::: Recorded data :::

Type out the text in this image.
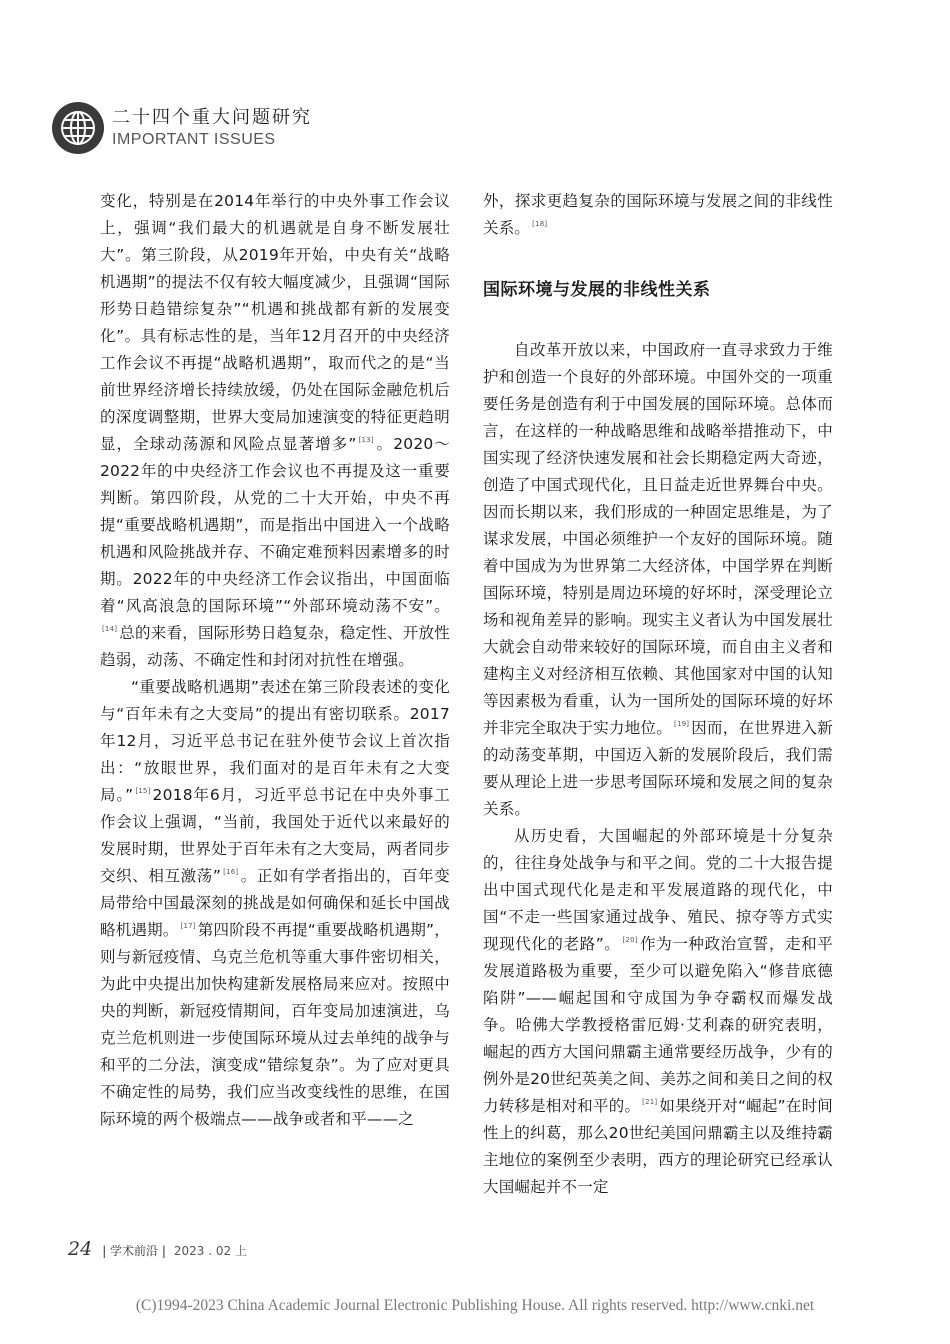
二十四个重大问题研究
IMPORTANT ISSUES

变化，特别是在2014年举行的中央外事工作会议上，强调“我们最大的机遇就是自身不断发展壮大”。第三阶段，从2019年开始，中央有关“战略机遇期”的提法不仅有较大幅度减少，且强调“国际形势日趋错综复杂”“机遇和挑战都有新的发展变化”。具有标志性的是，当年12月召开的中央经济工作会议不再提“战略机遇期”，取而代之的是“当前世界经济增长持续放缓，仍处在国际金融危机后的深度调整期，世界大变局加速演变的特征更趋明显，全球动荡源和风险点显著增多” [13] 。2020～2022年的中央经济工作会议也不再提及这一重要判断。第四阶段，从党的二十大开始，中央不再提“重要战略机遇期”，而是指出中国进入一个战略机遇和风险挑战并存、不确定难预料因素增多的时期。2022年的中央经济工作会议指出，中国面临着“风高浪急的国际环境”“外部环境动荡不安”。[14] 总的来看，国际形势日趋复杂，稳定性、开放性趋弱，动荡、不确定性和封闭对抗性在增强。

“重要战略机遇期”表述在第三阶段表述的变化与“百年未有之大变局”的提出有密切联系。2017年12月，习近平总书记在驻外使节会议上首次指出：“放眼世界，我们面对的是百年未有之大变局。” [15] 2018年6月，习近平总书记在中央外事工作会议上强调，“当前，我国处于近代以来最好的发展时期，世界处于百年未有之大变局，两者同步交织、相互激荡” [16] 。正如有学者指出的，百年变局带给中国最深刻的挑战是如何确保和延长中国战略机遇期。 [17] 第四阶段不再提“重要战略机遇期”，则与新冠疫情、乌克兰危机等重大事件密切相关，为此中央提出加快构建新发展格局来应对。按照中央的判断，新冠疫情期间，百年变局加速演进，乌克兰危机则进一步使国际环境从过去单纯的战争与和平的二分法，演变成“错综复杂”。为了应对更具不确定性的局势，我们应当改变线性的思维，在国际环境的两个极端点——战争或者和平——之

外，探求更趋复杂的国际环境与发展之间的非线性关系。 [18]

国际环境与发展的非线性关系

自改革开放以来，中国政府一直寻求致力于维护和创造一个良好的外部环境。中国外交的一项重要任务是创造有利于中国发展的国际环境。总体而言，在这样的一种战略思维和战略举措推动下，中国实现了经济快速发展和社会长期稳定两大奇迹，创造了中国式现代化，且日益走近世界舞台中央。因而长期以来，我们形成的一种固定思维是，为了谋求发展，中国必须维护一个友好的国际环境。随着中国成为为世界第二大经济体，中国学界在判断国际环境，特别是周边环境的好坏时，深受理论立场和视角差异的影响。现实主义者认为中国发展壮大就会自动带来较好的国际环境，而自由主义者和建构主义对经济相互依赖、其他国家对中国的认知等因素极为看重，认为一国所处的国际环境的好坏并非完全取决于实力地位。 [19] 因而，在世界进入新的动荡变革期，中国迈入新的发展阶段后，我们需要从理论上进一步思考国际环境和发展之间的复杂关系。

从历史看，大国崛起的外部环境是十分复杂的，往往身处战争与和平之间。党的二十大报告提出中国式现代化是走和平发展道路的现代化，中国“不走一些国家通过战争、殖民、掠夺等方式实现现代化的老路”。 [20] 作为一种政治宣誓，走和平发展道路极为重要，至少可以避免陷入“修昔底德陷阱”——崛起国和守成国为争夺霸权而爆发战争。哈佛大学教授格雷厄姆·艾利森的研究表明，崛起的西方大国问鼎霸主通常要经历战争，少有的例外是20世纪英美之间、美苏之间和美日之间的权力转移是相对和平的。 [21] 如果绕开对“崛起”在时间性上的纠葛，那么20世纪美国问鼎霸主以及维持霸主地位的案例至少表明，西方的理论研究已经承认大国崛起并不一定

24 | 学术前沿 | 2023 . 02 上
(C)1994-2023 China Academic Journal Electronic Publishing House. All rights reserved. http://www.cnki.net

:::
::: Recorded data :::

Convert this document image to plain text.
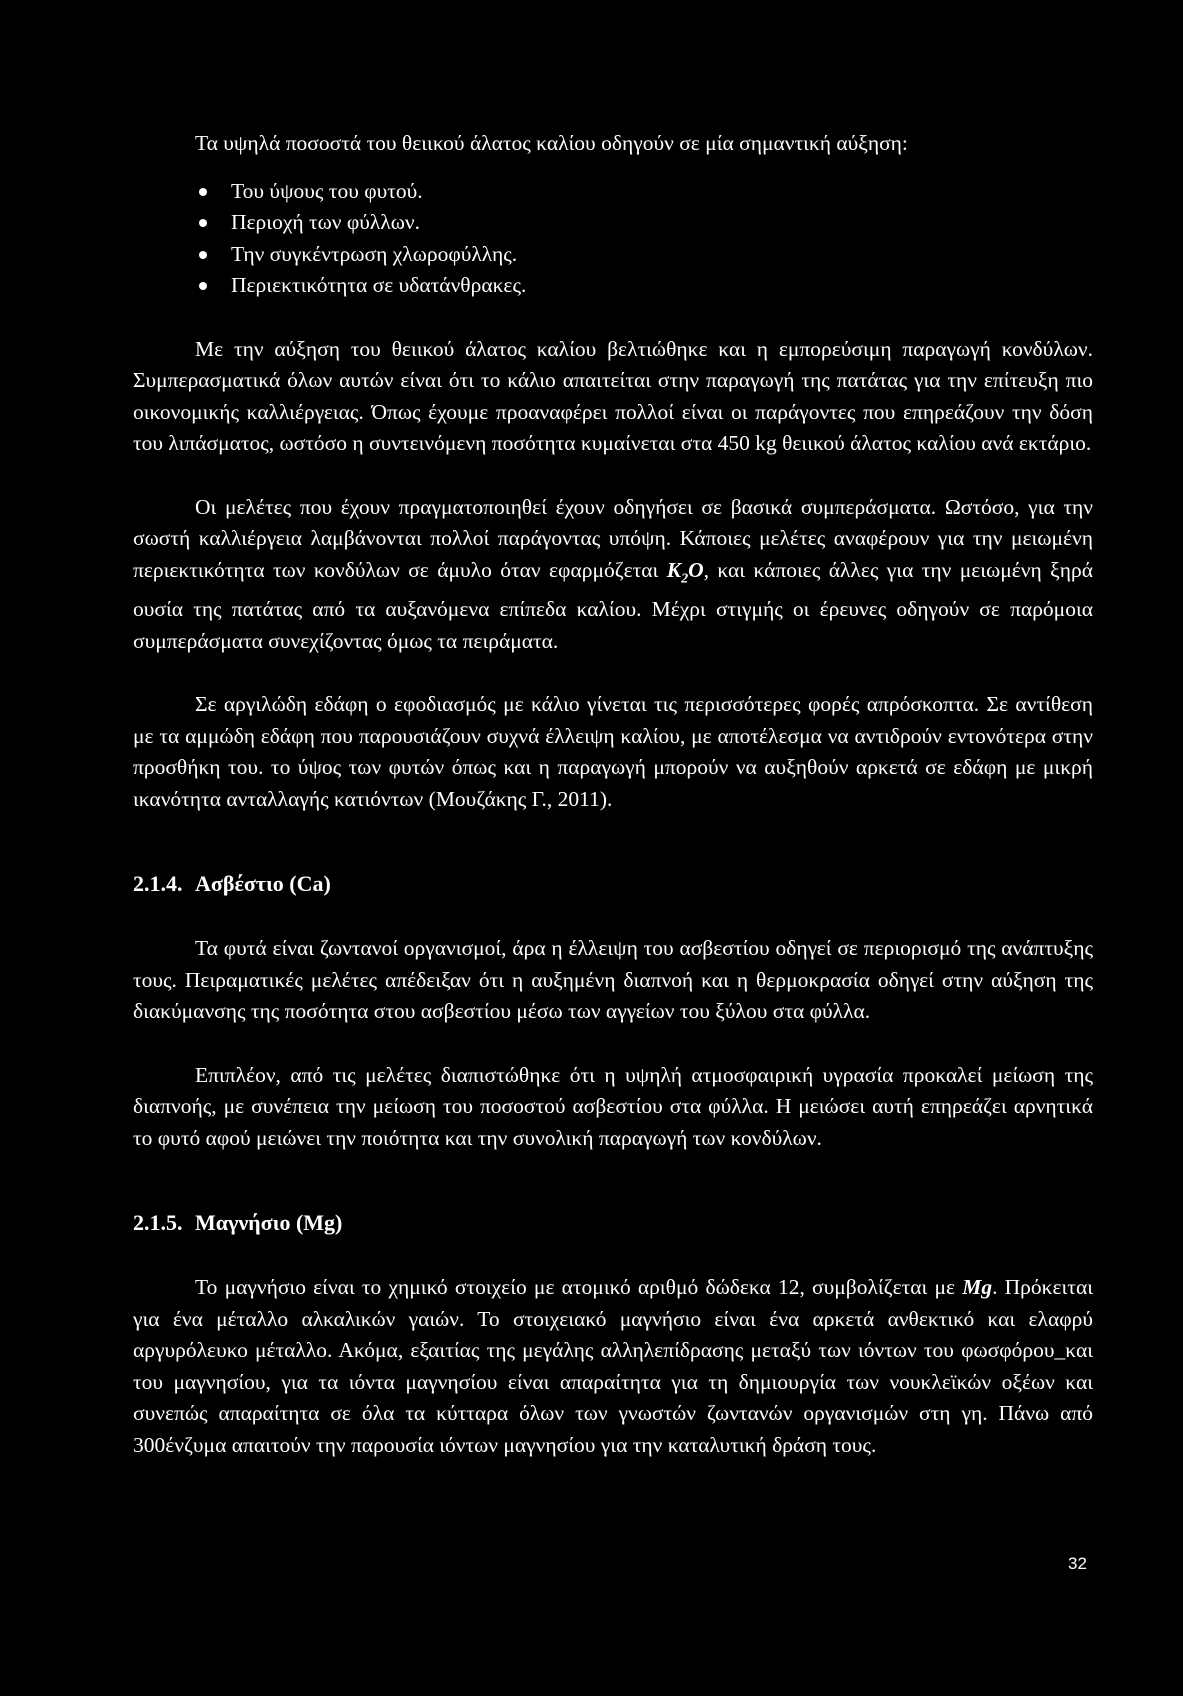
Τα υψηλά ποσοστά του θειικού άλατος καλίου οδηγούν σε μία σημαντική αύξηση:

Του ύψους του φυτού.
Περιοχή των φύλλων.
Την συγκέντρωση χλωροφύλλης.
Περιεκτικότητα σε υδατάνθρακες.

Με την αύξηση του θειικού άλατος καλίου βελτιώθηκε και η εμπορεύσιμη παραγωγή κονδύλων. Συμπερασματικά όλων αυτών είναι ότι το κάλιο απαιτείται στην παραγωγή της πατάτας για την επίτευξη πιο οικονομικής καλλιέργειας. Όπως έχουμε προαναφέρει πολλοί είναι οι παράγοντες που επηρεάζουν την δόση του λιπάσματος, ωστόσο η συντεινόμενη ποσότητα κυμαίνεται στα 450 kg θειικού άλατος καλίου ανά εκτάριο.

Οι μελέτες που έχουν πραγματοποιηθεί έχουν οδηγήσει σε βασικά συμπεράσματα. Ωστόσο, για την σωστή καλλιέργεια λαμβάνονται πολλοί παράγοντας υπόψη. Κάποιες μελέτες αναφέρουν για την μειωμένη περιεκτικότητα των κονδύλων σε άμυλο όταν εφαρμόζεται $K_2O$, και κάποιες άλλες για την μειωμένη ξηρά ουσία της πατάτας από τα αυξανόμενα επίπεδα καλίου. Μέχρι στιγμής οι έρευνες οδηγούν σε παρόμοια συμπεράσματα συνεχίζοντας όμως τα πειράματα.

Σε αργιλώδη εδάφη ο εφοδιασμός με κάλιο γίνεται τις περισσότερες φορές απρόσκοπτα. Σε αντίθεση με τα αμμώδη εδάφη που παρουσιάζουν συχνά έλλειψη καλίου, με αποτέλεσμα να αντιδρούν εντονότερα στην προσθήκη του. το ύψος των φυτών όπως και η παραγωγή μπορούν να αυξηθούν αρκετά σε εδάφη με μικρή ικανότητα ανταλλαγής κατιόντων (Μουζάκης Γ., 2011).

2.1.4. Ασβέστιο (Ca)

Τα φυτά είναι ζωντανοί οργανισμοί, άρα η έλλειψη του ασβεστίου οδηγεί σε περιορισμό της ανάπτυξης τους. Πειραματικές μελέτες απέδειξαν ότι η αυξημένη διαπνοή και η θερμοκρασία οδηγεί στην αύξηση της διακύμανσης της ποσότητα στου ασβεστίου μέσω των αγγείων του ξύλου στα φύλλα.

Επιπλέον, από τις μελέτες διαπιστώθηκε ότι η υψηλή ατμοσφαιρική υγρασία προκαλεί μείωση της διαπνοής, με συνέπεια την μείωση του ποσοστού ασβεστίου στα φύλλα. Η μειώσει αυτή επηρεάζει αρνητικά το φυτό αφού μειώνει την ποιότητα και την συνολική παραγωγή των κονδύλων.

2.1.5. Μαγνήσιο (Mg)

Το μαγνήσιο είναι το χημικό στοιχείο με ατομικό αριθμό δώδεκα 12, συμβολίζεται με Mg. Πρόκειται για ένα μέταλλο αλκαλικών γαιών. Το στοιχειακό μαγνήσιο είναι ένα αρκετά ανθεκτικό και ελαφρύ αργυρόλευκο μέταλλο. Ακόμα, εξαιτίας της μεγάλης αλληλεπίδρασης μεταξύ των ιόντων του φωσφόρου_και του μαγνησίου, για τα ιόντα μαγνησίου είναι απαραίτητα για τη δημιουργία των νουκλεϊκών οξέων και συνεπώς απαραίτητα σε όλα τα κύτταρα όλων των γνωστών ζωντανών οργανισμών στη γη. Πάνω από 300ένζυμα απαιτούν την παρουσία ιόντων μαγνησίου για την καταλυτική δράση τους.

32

:::

| Task brief |
Find all the lines containing "κάλιο" in the material, then copy them.

| Solution to this problem |
Με την αύξηση του θειικού άλατος καλίου βελτιώθηκε και η εμπορεύσιμη παραγωγή κονδύλων. Συμπερασματικά όλων αυτών είναι ότι το κάλιο απαιτείται στην παραγωγή της πατάτας για την επίτευξη πιο οικονομικής καλλιέργειας. Όπως έχουμε προαναφέρει πολλοί είναι οι παράγοντες που επηρεάζουν την δόση του λιπάσματος, ωστόσο η συντεινόμενη ποσότητα κυμαίνεται στα 450 kg θειικού άλατος καλίου ανά εκτάριο.
Σε αργιλώδη εδάφη ο εφοδιασμός με κάλιο γίνεται τις περισσότερες φορές απρόσκοπτα. Σε αντίθεση με τα αμμώδη εδάφη που παρουσιάζουν συχνά έλλειψη καλίου, με αποτέλεσμα να αντιδρούν εντονότερα στην προσθήκη του. το ύψος των φυτών όπως και η παραγωγή μπορούν να αυξηθούν αρκετά σε εδάφη με μικρή ικανότητα ανταλλαγής κατιόντων (Μουζάκης Γ., 2011).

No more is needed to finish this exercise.